• **RECORDS FOR THE EXERCISE**

┄┄┄┄┄┄

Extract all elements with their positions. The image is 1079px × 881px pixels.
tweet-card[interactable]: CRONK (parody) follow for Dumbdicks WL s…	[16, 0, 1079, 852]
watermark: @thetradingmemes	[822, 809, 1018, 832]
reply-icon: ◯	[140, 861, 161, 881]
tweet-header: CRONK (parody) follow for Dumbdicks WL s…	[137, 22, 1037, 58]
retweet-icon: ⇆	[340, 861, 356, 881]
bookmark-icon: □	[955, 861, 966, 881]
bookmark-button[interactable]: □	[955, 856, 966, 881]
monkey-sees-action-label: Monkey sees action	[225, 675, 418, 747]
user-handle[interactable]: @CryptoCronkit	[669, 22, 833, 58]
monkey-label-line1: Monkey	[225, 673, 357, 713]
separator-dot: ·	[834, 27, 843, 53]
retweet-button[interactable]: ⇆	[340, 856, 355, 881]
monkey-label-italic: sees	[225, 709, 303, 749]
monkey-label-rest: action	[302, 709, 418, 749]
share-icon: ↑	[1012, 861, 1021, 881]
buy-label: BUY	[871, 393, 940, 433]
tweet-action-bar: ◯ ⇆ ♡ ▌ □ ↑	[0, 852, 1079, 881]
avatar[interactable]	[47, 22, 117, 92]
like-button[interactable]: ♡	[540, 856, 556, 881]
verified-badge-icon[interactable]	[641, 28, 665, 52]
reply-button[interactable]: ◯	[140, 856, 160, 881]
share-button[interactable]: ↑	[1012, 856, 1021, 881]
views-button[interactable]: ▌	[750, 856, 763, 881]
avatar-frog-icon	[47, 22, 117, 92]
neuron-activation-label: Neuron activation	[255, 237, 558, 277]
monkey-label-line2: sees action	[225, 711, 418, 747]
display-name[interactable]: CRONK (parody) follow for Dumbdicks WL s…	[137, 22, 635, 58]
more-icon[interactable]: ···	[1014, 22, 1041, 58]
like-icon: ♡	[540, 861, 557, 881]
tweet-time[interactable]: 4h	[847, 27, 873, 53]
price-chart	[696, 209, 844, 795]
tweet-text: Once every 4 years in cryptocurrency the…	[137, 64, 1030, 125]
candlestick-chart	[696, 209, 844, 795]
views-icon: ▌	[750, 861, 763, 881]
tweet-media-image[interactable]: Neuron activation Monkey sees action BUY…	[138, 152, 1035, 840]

┄┄┄┄┄┄

• **WHAT YOU SHOULD DO**
Count the lines of the data above that contain the string "chart" (case-sensitive) and reply with that number alone.

• **RESULT OF THE EXERCISE**
2